DO THIS: Gather, from the data below, each line in which the word "BarSize" occurs.

ENTRIES SUPPLIED:
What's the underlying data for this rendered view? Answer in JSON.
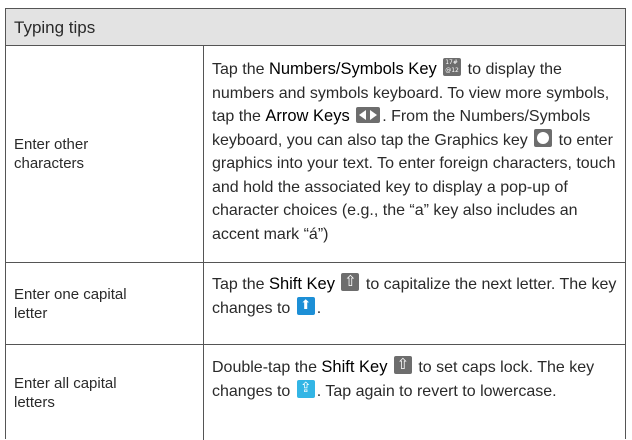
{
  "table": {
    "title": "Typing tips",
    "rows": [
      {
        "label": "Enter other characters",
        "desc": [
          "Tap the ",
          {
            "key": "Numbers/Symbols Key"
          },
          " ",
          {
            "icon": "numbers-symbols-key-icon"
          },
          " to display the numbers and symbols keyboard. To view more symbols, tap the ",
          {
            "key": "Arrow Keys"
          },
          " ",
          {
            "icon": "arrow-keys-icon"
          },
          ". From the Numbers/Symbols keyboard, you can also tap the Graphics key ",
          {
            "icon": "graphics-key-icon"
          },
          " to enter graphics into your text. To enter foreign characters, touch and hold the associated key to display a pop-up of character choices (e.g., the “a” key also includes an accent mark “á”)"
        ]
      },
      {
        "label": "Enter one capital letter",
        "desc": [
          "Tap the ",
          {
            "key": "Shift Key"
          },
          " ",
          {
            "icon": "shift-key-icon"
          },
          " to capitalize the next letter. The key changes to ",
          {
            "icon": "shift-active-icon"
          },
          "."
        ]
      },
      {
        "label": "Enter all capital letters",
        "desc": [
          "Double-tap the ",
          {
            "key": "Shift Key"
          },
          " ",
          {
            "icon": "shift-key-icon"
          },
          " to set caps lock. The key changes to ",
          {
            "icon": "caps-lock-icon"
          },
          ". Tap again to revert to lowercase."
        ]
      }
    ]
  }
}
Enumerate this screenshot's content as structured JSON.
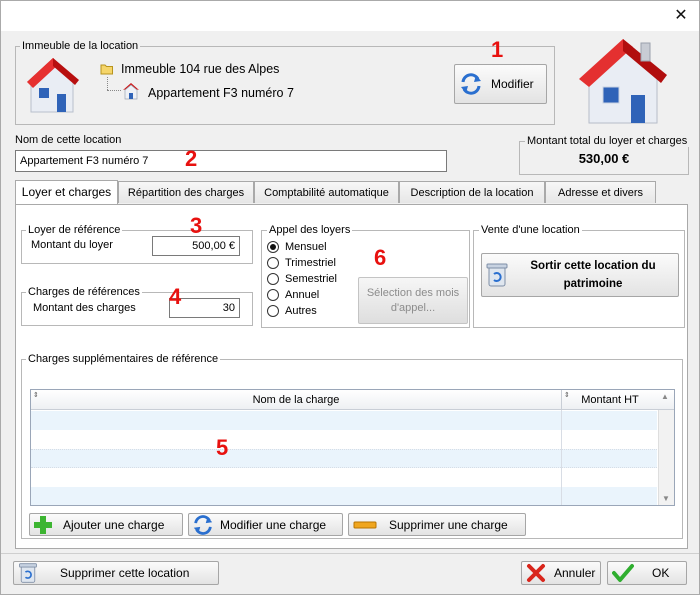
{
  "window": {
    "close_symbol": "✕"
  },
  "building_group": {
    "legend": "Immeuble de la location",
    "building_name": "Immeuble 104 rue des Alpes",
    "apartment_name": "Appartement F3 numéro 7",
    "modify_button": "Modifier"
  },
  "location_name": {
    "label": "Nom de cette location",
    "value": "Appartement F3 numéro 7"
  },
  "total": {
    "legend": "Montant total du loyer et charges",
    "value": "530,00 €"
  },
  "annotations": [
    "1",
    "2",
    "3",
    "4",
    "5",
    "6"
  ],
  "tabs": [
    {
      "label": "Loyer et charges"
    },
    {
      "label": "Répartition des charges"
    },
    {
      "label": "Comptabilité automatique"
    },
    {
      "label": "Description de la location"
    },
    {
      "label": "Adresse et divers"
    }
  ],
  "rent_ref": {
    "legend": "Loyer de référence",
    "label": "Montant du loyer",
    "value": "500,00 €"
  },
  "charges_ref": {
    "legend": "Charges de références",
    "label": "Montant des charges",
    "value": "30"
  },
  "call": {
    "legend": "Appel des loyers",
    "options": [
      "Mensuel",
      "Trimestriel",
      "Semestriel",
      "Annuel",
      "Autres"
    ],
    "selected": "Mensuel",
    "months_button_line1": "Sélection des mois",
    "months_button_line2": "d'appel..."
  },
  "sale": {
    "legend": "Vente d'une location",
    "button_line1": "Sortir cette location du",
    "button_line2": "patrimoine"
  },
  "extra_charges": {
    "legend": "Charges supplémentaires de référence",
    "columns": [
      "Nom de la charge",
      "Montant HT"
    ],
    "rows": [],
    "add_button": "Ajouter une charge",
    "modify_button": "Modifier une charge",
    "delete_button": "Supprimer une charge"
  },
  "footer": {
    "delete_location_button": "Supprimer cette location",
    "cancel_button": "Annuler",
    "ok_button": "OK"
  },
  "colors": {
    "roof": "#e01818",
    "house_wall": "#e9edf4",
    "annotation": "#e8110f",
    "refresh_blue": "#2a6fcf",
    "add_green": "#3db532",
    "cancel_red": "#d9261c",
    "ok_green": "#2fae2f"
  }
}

---

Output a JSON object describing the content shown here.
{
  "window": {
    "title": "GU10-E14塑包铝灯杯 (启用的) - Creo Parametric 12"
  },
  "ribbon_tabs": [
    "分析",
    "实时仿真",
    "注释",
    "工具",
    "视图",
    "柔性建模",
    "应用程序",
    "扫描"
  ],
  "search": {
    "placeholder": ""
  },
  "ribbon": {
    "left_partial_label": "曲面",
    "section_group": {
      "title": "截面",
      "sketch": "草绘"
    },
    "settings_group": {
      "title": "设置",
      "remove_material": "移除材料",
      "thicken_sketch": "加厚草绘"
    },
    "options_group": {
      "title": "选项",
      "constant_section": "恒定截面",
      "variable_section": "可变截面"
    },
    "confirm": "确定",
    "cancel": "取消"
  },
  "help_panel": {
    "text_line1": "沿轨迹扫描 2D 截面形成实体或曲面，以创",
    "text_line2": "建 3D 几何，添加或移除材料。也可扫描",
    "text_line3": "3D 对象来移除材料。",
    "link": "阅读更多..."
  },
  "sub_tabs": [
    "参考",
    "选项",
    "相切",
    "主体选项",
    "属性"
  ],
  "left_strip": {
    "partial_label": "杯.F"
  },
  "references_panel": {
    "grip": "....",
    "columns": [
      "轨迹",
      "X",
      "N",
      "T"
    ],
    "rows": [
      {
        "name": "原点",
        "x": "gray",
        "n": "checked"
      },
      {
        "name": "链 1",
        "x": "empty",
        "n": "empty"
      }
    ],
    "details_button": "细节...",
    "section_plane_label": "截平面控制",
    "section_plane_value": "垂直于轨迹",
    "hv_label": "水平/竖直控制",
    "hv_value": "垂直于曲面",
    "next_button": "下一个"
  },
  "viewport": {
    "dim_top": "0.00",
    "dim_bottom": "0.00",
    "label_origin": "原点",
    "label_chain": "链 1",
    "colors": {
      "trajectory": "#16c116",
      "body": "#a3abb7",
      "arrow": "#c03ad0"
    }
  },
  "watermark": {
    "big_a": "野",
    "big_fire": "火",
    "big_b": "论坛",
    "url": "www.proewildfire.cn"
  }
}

--

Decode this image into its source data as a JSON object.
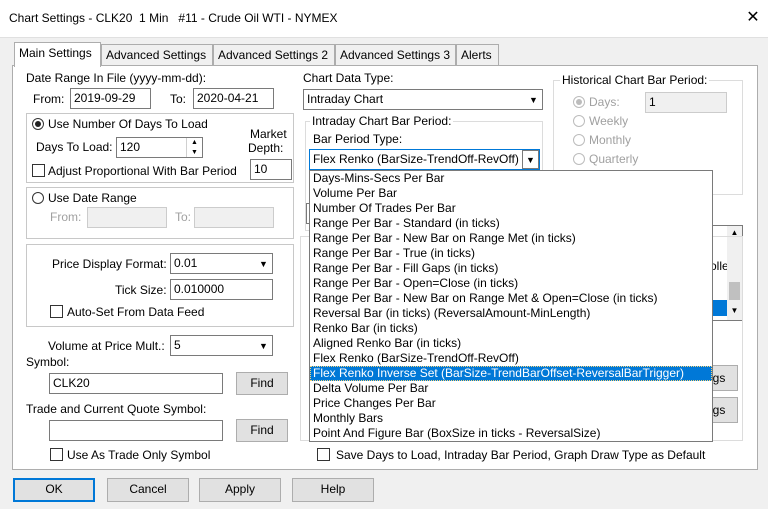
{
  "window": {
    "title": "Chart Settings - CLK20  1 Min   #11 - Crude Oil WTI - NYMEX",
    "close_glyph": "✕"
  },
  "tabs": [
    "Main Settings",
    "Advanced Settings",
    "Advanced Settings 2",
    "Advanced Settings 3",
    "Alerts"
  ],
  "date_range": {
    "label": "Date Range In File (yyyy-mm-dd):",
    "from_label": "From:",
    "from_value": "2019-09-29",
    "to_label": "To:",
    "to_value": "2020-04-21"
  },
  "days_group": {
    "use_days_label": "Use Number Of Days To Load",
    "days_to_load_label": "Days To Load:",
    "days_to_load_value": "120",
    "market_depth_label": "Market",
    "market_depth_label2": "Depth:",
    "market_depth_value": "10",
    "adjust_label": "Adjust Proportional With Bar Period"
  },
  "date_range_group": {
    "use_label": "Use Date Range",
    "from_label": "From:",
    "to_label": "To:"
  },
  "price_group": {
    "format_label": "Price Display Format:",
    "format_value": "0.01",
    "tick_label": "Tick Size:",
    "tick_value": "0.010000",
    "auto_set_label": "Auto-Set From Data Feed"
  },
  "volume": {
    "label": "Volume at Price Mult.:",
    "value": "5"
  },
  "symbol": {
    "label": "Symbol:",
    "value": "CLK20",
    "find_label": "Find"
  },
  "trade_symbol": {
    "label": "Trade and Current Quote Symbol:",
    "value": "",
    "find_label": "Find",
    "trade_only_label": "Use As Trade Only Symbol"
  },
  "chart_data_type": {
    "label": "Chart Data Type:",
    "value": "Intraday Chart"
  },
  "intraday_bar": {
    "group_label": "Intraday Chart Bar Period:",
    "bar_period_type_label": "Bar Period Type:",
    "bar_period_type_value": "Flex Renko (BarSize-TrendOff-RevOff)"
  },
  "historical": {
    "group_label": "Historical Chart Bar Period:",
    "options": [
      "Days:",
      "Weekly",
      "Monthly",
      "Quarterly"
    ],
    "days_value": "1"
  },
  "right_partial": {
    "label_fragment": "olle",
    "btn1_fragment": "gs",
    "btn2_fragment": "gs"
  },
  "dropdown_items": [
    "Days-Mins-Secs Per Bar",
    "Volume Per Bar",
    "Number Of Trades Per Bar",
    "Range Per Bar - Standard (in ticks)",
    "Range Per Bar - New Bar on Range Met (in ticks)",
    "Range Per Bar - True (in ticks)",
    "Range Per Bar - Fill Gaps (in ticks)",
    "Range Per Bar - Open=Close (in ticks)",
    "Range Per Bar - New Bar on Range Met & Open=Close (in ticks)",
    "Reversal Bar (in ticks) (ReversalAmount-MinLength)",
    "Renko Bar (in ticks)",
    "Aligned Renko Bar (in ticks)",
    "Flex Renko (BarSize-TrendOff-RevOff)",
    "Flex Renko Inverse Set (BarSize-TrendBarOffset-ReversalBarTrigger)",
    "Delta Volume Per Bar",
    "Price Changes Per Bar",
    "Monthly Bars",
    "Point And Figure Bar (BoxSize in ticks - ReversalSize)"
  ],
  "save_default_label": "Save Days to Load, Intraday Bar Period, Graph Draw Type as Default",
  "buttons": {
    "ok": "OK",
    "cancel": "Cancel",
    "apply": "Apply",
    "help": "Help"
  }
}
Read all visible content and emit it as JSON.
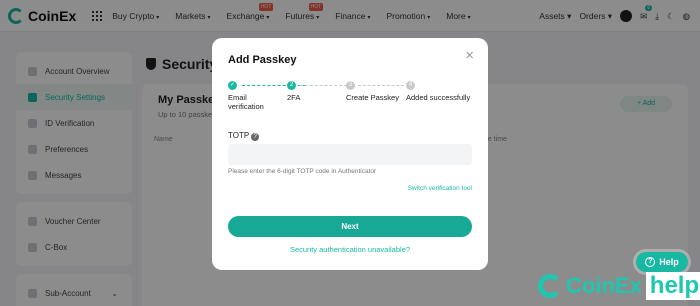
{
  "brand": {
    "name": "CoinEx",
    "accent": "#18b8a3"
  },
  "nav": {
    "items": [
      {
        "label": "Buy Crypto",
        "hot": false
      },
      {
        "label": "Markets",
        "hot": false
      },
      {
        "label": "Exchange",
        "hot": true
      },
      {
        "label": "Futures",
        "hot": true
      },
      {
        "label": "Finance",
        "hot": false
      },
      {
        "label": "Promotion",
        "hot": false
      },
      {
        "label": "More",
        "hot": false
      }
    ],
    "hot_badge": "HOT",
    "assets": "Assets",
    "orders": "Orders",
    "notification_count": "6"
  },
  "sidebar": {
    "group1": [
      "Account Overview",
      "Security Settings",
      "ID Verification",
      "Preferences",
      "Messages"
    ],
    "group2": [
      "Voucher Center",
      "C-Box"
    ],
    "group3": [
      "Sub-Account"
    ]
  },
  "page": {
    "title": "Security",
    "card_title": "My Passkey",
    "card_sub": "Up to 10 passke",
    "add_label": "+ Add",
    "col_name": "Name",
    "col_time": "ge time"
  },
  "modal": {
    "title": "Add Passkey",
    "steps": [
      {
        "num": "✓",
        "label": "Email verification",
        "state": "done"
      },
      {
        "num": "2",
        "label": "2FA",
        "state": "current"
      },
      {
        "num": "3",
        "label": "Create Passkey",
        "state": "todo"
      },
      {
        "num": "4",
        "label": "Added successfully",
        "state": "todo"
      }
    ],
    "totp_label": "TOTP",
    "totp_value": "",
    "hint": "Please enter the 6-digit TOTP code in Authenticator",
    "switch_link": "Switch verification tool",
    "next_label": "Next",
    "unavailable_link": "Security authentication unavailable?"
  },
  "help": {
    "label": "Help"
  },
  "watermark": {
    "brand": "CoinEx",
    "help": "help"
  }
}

ANSWER TO THE TASK:
    "bar_period_type_value": "Flex Renko (BarSize-TrendOff-RevOff)"
    "Flex Renko (BarSize-TrendOff-RevOff)",
    "Flex Renko Inverse Set (BarSize-TrendBarOffset-ReversalBarTrigger)",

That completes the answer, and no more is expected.